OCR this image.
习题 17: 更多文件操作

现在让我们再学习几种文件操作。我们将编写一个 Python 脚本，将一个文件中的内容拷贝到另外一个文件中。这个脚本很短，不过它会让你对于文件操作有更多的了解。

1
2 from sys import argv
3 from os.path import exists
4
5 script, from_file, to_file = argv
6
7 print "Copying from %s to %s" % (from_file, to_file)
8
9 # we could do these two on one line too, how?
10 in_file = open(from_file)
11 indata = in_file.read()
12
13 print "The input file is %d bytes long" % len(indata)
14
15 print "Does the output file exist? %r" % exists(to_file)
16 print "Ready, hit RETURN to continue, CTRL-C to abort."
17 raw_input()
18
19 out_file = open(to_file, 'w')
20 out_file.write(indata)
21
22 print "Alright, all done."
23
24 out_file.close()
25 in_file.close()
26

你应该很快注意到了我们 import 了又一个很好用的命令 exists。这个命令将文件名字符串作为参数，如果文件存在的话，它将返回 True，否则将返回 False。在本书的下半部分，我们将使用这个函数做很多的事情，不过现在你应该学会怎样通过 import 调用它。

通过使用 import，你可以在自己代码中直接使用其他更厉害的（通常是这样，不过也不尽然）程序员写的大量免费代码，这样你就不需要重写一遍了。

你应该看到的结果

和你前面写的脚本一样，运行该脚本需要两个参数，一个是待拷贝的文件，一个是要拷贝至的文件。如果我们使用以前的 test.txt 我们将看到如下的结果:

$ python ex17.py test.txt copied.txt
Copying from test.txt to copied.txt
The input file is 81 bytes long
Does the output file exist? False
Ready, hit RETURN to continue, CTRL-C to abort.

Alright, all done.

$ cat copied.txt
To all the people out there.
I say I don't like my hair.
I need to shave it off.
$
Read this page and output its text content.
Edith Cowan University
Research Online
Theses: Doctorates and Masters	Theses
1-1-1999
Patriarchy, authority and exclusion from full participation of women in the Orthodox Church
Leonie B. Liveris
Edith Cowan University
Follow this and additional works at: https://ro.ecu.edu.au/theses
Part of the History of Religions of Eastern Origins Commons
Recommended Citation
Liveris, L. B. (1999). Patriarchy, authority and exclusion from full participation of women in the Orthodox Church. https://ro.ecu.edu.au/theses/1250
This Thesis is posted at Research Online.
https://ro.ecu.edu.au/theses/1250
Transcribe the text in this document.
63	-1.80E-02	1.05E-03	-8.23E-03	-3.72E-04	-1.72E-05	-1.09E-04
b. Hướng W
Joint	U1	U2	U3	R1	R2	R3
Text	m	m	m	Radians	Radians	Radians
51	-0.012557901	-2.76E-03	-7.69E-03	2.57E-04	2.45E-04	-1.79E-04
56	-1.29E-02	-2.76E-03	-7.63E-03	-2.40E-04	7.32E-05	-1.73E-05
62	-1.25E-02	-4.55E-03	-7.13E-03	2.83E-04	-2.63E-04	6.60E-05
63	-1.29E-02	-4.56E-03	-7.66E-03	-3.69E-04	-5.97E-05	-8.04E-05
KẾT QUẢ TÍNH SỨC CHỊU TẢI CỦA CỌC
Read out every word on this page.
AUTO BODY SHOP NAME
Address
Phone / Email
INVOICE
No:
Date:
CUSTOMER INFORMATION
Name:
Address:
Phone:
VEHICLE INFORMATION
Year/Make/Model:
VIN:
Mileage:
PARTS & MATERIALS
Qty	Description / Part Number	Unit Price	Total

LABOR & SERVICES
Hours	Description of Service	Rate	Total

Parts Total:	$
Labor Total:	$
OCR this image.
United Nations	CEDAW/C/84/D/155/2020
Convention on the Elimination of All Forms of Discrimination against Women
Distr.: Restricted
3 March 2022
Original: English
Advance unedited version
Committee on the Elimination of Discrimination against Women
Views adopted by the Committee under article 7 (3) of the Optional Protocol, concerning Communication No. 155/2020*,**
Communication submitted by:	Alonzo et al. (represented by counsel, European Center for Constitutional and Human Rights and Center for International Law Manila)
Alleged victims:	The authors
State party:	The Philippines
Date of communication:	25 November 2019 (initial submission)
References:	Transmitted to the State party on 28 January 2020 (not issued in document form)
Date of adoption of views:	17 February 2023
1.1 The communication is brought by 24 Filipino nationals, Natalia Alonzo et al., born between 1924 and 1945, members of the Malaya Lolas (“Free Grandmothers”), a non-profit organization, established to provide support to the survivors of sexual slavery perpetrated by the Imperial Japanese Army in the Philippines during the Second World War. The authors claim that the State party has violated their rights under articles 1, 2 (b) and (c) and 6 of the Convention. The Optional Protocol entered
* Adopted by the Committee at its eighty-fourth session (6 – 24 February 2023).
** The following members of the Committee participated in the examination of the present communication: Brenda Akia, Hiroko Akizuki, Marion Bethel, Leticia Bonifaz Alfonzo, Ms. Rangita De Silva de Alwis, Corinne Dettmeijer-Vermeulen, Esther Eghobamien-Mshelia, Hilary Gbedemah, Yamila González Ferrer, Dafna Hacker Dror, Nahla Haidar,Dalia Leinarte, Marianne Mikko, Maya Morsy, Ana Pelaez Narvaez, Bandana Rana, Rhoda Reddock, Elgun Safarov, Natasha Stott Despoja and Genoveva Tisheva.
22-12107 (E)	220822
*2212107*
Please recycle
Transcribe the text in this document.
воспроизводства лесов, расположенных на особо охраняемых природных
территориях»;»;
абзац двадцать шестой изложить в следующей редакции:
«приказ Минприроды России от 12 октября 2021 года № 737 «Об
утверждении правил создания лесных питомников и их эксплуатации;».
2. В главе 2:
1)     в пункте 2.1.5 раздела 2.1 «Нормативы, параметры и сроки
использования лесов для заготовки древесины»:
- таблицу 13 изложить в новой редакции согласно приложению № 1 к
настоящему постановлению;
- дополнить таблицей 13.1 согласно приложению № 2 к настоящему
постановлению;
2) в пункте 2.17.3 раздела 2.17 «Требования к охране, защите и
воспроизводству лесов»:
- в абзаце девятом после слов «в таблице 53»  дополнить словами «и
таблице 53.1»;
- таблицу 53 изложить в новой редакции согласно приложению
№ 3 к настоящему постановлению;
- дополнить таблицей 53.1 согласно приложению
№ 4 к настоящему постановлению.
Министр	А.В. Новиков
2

What is asked – Give back the data above exactly as it appears.

Answer below –
OCR this image.
习题 17: 更多文件操作

现在让我们再学习几种文件操作。我们将编写一个 Python 脚本，将一个文件中的内容拷贝到另外一个文件中。这个脚本很短，不过它会让你对于文件操作有更多的了解。

1
2 from sys import argv
3 from os.path import exists
4
5 script, from_file, to_file = argv
6
7 print "Copying from %s to %s" % (from_file, to_file)
8
9 # we could do these two on one line too, how?
10 in_file = open(from_file)
11 indata = in_file.read()
12
13 print "The input file is %d bytes long" % len(indata)
14
15 print "Does the output file exist? %r" % exists(to_file)
16 print "Ready, hit RETURN to continue, CTRL-C to abort."
17 raw_input()
18
19 out_file = open(to_file, 'w')
20 out_file.write(indata)
21
22 print "Alright, all done."
23
24 out_file.close()
25 in_file.close()
26

你应该很快注意到了我们 import 了又一个很好用的命令 exists。这个命令将文件名字符串作为参数，如果文件存在的话，它将返回 True，否则将返回 False。在本书的下半部分，我们将使用这个函数做很多的事情，不过现在你应该学会怎样通过 import 调用它。

通过使用 import，你可以在自己代码中直接使用其他更厉害的（通常是这样，不过也不尽然）程序员写的大量免费代码，这样你就不需要重写一遍了。

你应该看到的结果

和你前面写的脚本一样，运行该脚本需要两个参数，一个是待拷贝的文件，一个是要拷贝至的文件。如果我们使用以前的 test.txt 我们将看到如下的结果:

$ python ex17.py test.txt copied.txt
Copying from test.txt to copied.txt
The input file is 81 bytes long
Does the output file exist? False
Ready, hit RETURN to continue, CTRL-C to abort.

Alright, all done.

$ cat copied.txt
To all the people out there.
I say I don't like my hair.
I need to shave it off.
$
Read this page and output its text content.
Edith Cowan University
Research Online
Theses: Doctorates and Masters	Theses
1-1-1999
Patriarchy, authority and exclusion from full participation of women in the Orthodox Church
Leonie B. Liveris
Edith Cowan University
Follow this and additional works at: https://ro.ecu.edu.au/theses
Part of the History of Religions of Eastern Origins Commons
Recommended Citation
Liveris, L. B. (1999). Patriarchy, authority and exclusion from full participation of women in the Orthodox Church. https://ro.ecu.edu.au/theses/1250
This Thesis is posted at Research Online.
https://ro.ecu.edu.au/theses/1250
Transcribe the text in this document.
63	-1.80E-02	1.05E-03	-8.23E-03	-3.72E-04	-1.72E-05	-1.09E-04
b. Hướng W
Joint	U1	U2	U3	R1	R2	R3
Text	m	m	m	Radians	Radians	Radians
51	-0.012557901	-2.76E-03	-7.69E-03	2.57E-04	2.45E-04	-1.79E-04
56	-1.29E-02	-2.76E-03	-7.63E-03	-2.40E-04	7.32E-05	-1.73E-05
62	-1.25E-02	-4.55E-03	-7.13E-03	2.83E-04	-2.63E-04	6.60E-05
63	-1.29E-02	-4.56E-03	-7.66E-03	-3.69E-04	-5.97E-05	-8.04E-05
KẾT QUẢ TÍNH SỨC CHỊU TẢI CỦA CỌC
Read out every word on this page.
AUTO BODY SHOP NAME
Address
Phone / Email
INVOICE
No:
Date:
CUSTOMER INFORMATION
Name:
Address:
Phone:
VEHICLE INFORMATION
Year/Make/Model:
VIN:
Mileage:
PARTS & MATERIALS
Qty	Description / Part Number	Unit Price	Total

LABOR & SERVICES
Hours	Description of Service	Rate	Total

Parts Total:	$
Labor Total:	$
OCR this image.
United Nations	CEDAW/C/84/D/155/2020
Convention on the Elimination of All Forms of Discrimination against Women
Distr.: Restricted
3 March 2022
Original: English
Advance unedited version
Committee on the Elimination of Discrimination against Women
Views adopted by the Committee under article 7 (3) of the Optional Protocol, concerning Communication No. 155/2020*,**
Communication submitted by:	Alonzo et al. (represented by counsel, European Center for Constitutional and Human Rights and Center for International Law Manila)
Alleged victims:	The authors
State party:	The Philippines
Date of communication:	25 November 2019 (initial submission)
References:	Transmitted to the State party on 28 January 2020 (not issued in document form)
Date of adoption of views:	17 February 2023
1.1 The communication is brought by 24 Filipino nationals, Natalia Alonzo et al., born between 1924 and 1945, members of the Malaya Lolas (“Free Grandmothers”), a non-profit organization, established to provide support to the survivors of sexual slavery perpetrated by the Imperial Japanese Army in the Philippines during the Second World War. The authors claim that the State party has violated their rights under articles 1, 2 (b) and (c) and 6 of the Convention. The Optional Protocol entered
* Adopted by the Committee at its eighty-fourth session (6 – 24 February 2023).
** The following members of the Committee participated in the examination of the present communication: Brenda Akia, Hiroko Akizuki, Marion Bethel, Leticia Bonifaz Alfonzo, Ms. Rangita De Silva de Alwis, Corinne Dettmeijer-Vermeulen, Esther Eghobamien-Mshelia, Hilary Gbedemah, Yamila González Ferrer, Dafna Hacker Dror, Nahla Haidar,Dalia Leinarte, Marianne Mikko, Maya Morsy, Ana Pelaez Narvaez, Bandana Rana, Rhoda Reddock, Elgun Safarov, Natasha Stott Despoja and Genoveva Tisheva.
22-12107 (E)	220822
*2212107*
Please recycle
Transcribe the text in this document.
воспроизводства лесов, расположенных на особо охраняемых природных
территориях»;»;
абзац двадцать шестой изложить в следующей редакции:
«приказ Минприроды России от 12 октября 2021 года № 737 «Об
утверждении правил создания лесных питомников и их эксплуатации;».
2. В главе 2:
1)     в пункте 2.1.5 раздела 2.1 «Нормативы, параметры и сроки
использования лесов для заготовки древесины»:
- таблицу 13 изложить в новой редакции согласно приложению № 1 к
настоящему постановлению;
- дополнить таблицей 13.1 согласно приложению № 2 к настоящему
постановлению;
2) в пункте 2.17.3 раздела 2.17 «Требования к охране, защите и
воспроизводству лесов»:
- в абзаце девятом после слов «в таблице 53»  дополнить словами «и
таблице 53.1»;
- таблицу 53 изложить в новой редакции согласно приложению
№ 3 к настоящему постановлению;
- дополнить таблицей 53.1 согласно приложению
№ 4 к настоящему постановлению.
Министр	А.В. Новиков
2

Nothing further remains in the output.